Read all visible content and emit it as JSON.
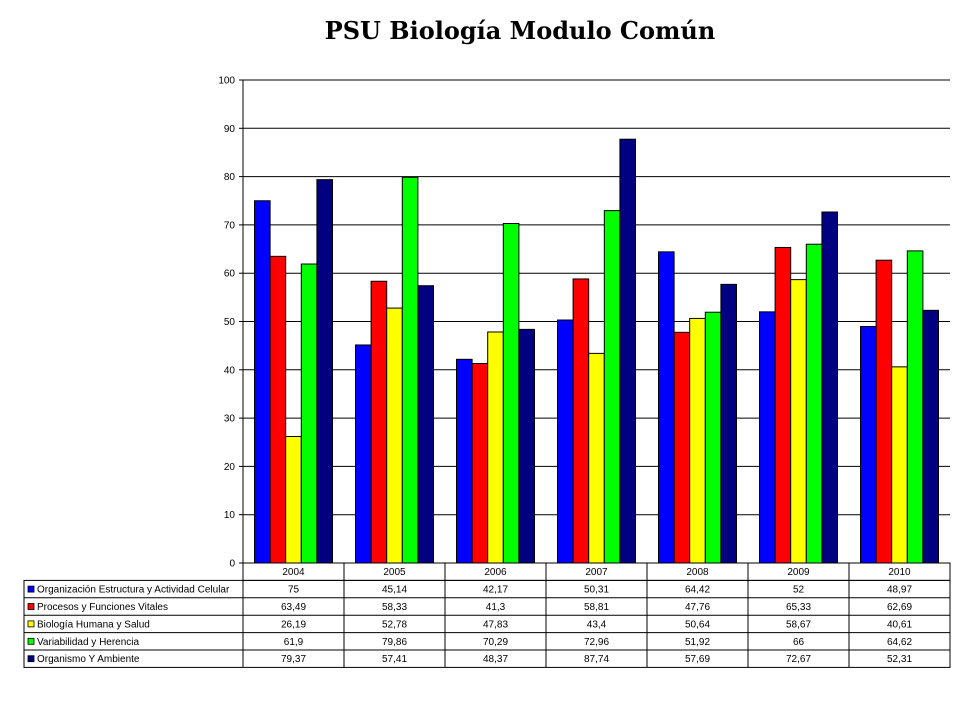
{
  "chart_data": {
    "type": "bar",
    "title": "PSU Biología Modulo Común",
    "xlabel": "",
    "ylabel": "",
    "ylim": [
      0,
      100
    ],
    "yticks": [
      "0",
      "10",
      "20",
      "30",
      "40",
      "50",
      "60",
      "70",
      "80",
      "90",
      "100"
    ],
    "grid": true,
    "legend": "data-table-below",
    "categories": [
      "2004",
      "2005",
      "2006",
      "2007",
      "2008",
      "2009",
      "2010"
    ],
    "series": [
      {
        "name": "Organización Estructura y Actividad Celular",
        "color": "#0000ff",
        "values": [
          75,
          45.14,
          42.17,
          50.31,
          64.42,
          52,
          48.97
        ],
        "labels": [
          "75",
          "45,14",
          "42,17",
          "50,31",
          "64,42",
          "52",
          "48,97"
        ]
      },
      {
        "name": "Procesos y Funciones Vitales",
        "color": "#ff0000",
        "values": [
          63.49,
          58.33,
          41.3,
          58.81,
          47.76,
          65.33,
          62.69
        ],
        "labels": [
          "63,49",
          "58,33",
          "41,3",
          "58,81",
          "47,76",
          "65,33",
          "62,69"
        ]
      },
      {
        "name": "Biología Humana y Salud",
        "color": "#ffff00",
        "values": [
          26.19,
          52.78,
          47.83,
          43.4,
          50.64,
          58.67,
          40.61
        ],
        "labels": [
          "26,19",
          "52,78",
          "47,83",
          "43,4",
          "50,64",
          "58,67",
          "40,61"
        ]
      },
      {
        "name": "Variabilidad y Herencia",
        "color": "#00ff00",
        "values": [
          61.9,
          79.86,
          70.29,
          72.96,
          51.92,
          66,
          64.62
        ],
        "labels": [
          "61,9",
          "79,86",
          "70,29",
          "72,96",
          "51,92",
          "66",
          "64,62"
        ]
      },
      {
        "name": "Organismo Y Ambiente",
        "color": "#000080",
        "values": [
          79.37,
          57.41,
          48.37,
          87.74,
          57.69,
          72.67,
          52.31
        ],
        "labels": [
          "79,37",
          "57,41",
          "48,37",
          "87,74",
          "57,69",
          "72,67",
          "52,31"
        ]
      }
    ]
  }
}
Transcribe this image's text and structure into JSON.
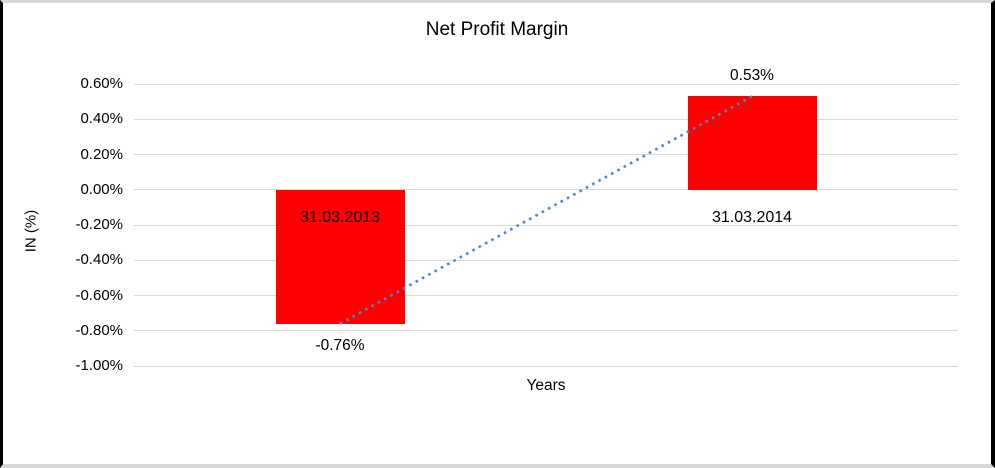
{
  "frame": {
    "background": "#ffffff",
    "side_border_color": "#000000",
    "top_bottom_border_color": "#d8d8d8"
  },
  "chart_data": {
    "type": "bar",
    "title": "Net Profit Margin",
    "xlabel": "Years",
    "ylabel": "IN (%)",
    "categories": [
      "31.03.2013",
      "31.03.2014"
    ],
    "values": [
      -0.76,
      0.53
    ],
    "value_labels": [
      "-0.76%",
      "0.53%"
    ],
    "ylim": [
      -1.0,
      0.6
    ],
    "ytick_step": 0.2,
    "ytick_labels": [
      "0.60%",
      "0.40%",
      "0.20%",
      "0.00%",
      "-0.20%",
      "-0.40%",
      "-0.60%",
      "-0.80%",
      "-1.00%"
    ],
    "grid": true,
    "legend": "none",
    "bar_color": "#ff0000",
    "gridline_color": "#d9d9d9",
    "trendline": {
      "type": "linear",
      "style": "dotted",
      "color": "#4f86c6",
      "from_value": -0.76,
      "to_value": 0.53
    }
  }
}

## Goal
Without including the pictures, reproduce all entries exactly.

## The reply
Read all visible content and emit it as JSON.
{
  "chart_data": {
    "type": "bar",
    "title": "PSU Biología Modulo Común",
    "xlabel": "",
    "ylabel": "",
    "ylim": [
      0,
      100
    ],
    "yticks": [
      "0",
      "10",
      "20",
      "30",
      "40",
      "50",
      "60",
      "70",
      "80",
      "90",
      "100"
    ],
    "grid": true,
    "legend": "data-table-below",
    "categories": [
      "2004",
      "2005",
      "2006",
      "2007",
      "2008",
      "2009",
      "2010"
    ],
    "series": [
      {
        "name": "Organización Estructura y Actividad Celular",
        "color": "#0000ff",
        "values": [
          75,
          45.14,
          42.17,
          50.31,
          64.42,
          52,
          48.97
        ],
        "labels": [
          "75",
          "45,14",
          "42,17",
          "50,31",
          "64,42",
          "52",
          "48,97"
        ]
      },
      {
        "name": "Procesos y Funciones Vitales",
        "color": "#ff0000",
        "values": [
          63.49,
          58.33,
          41.3,
          58.81,
          47.76,
          65.33,
          62.69
        ],
        "labels": [
          "63,49",
          "58,33",
          "41,3",
          "58,81",
          "47,76",
          "65,33",
          "62,69"
        ]
      },
      {
        "name": "Biología Humana y Salud",
        "color": "#ffff00",
        "values": [
          26.19,
          52.78,
          47.83,
          43.4,
          50.64,
          58.67,
          40.61
        ],
        "labels": [
          "26,19",
          "52,78",
          "47,83",
          "43,4",
          "50,64",
          "58,67",
          "40,61"
        ]
      },
      {
        "name": "Variabilidad y Herencia",
        "color": "#00ff00",
        "values": [
          61.9,
          79.86,
          70.29,
          72.96,
          51.92,
          66,
          64.62
        ],
        "labels": [
          "61,9",
          "79,86",
          "70,29",
          "72,96",
          "51,92",
          "66",
          "64,62"
        ]
      },
      {
        "name": "Organismo Y Ambiente",
        "color": "#000080",
        "values": [
          79.37,
          57.41,
          48.37,
          87.74,
          57.69,
          72.67,
          52.31
        ],
        "labels": [
          "79,37",
          "57,41",
          "48,37",
          "87,74",
          "57,69",
          "72,67",
          "52,31"
        ]
      }
    ]
  }
}
Transcribe this image's text and structure into JSON.
{
  "frame": {
    "background": "#ffffff",
    "side_border_color": "#000000",
    "top_bottom_border_color": "#d8d8d8"
  },
  "chart_data": {
    "type": "bar",
    "title": "Net Profit Margin",
    "xlabel": "Years",
    "ylabel": "IN (%)",
    "categories": [
      "31.03.2013",
      "31.03.2014"
    ],
    "values": [
      -0.76,
      0.53
    ],
    "value_labels": [
      "-0.76%",
      "0.53%"
    ],
    "ylim": [
      -1.0,
      0.6
    ],
    "ytick_step": 0.2,
    "ytick_labels": [
      "0.60%",
      "0.40%",
      "0.20%",
      "0.00%",
      "-0.20%",
      "-0.40%",
      "-0.60%",
      "-0.80%",
      "-1.00%"
    ],
    "grid": true,
    "legend": "none",
    "bar_color": "#ff0000",
    "gridline_color": "#d9d9d9",
    "trendline": {
      "type": "linear",
      "style": "dotted",
      "color": "#4f86c6",
      "from_value": -0.76,
      "to_value": 0.53
    }
  }
}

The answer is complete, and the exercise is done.